TASK STATEMENT - Restate each line of the listing exactly, without carrying over any pictures.

MATERIAL TO PROCESS -
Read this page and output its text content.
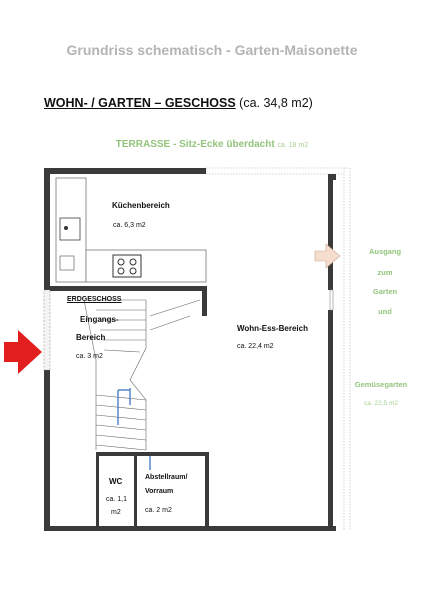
Grundriss schematisch - Garten-Maisonette
WOHN- / GARTEN – GESCHOSS (ca. 34,8 m2)
TERRASSE - Sitz-Ecke überdacht ca. 18 m2
Küchenbereich
ca. 6,3 m2
ERDGESCHOSS
Eingangs-
Bereich
ca. 3 m2
Wohn-Ess-Bereich
ca. 22,4 m2
WC
ca. 1,1
m2
Abstellraum/
Vorraum
ca. 2 m2
Ausgang
zum
Garten
und
Gemüsegarten
ca. 22,5 m2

CORRECT ANSWER -
Read this page and output its text content.
Grundriss schematisch - Garten-Maisonette
WOHN- / GARTEN – GESCHOSS (ca. 34,8 m2)
TERRASSE - Sitz-Ecke überdacht ca. 18 m2
Küchenbereich
ca. 6,3 m2
ERDGESCHOSS
Eingangs-
Bereich
ca. 3 m2
Wohn-Ess-Bereich
ca. 22,4 m2
WC
ca. 1,1
m2
Abstellraum/
Vorraum
ca. 2 m2
Ausgang
zum
Garten
und
Gemüsegarten
ca. 22,5 m2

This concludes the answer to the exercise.